Exercise aim: Skip all pictures, then print the remaining material exactly.
== Entries supplied ==
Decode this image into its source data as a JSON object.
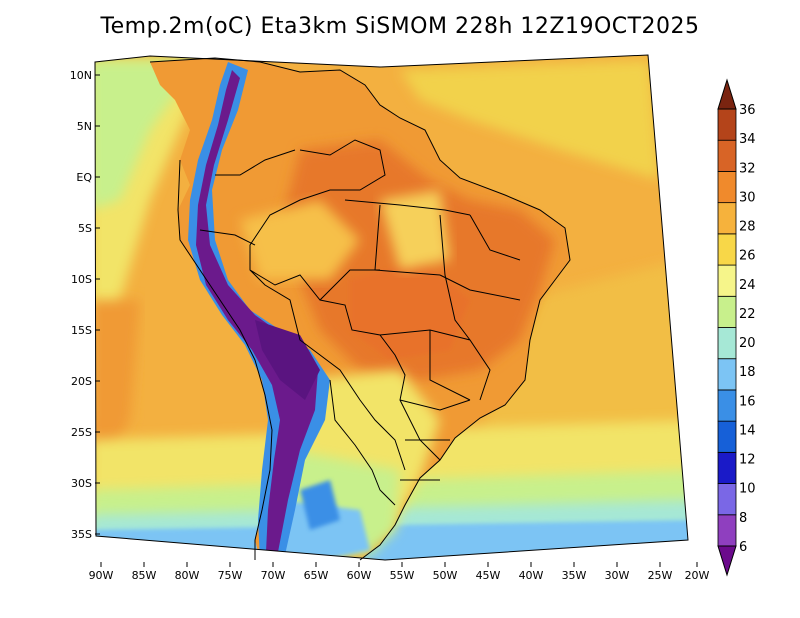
{
  "title": "Temp.2m(oC) Eta3km SiSMOM 228h 12Z19OCT2025",
  "axes": {
    "lat_labels": [
      "10N",
      "5N",
      "EQ",
      "5S",
      "10S",
      "15S",
      "20S",
      "25S",
      "30S",
      "35S"
    ],
    "lon_labels": [
      "90W",
      "85W",
      "80W",
      "75W",
      "70W",
      "65W",
      "60W",
      "55W",
      "50W",
      "45W",
      "40W",
      "35W",
      "30W",
      "25W",
      "20W"
    ]
  },
  "colorbar": {
    "labels": [
      "6",
      "8",
      "10",
      "12",
      "14",
      "16",
      "18",
      "20",
      "22",
      "24",
      "26",
      "28",
      "30",
      "32",
      "34",
      "36"
    ],
    "colors": [
      "#6b0a8c",
      "#8f3fbf",
      "#7a67e6",
      "#1a1ac8",
      "#1660d8",
      "#3a8fe6",
      "#7cc4f4",
      "#a6e8d6",
      "#c8f08c",
      "#f6f58a",
      "#f8d748",
      "#f6b23c",
      "#f08a2c",
      "#d86426",
      "#b4441a",
      "#7a2410"
    ]
  },
  "map": {
    "field": "Temp.2m",
    "units": "oC",
    "colors": {
      "ocean_cool": "#b8ec9c",
      "ocean_mild": "#f2e468",
      "ocean_warm": "#f3b040",
      "land_warm": "#f09a34",
      "land_hot": "#e7782c",
      "andes_cold": "#6b1a8c",
      "andes_mid": "#3a5ee0",
      "patagonia": "#7cc4f4",
      "southern_ocean": "#6aaef0"
    }
  }
}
===
Response to this task:
Decode this image into its source data as a JSON object.
{
  "title": "Temp.2m(oC) Eta3km SiSMOM 228h 12Z19OCT2025",
  "axes": {
    "lat_labels": [
      "10N",
      "5N",
      "EQ",
      "5S",
      "10S",
      "15S",
      "20S",
      "25S",
      "30S",
      "35S"
    ],
    "lon_labels": [
      "90W",
      "85W",
      "80W",
      "75W",
      "70W",
      "65W",
      "60W",
      "55W",
      "50W",
      "45W",
      "40W",
      "35W",
      "30W",
      "25W",
      "20W"
    ]
  },
  "colorbar": {
    "labels": [
      "6",
      "8",
      "10",
      "12",
      "14",
      "16",
      "18",
      "20",
      "22",
      "24",
      "26",
      "28",
      "30",
      "32",
      "34",
      "36"
    ],
    "colors": [
      "#6b0a8c",
      "#8f3fbf",
      "#7a67e6",
      "#1a1ac8",
      "#1660d8",
      "#3a8fe6",
      "#7cc4f4",
      "#a6e8d6",
      "#c8f08c",
      "#f6f58a",
      "#f8d748",
      "#f6b23c",
      "#f08a2c",
      "#d86426",
      "#b4441a",
      "#7a2410"
    ]
  },
  "map": {
    "field": "Temp.2m",
    "units": "oC",
    "colors": {
      "ocean_cool": "#b8ec9c",
      "ocean_mild": "#f2e468",
      "ocean_warm": "#f3b040",
      "land_warm": "#f09a34",
      "land_hot": "#e7782c",
      "andes_cold": "#6b1a8c",
      "andes_mid": "#3a5ee0",
      "patagonia": "#7cc4f4",
      "southern_ocean": "#6aaef0"
    }
  }
}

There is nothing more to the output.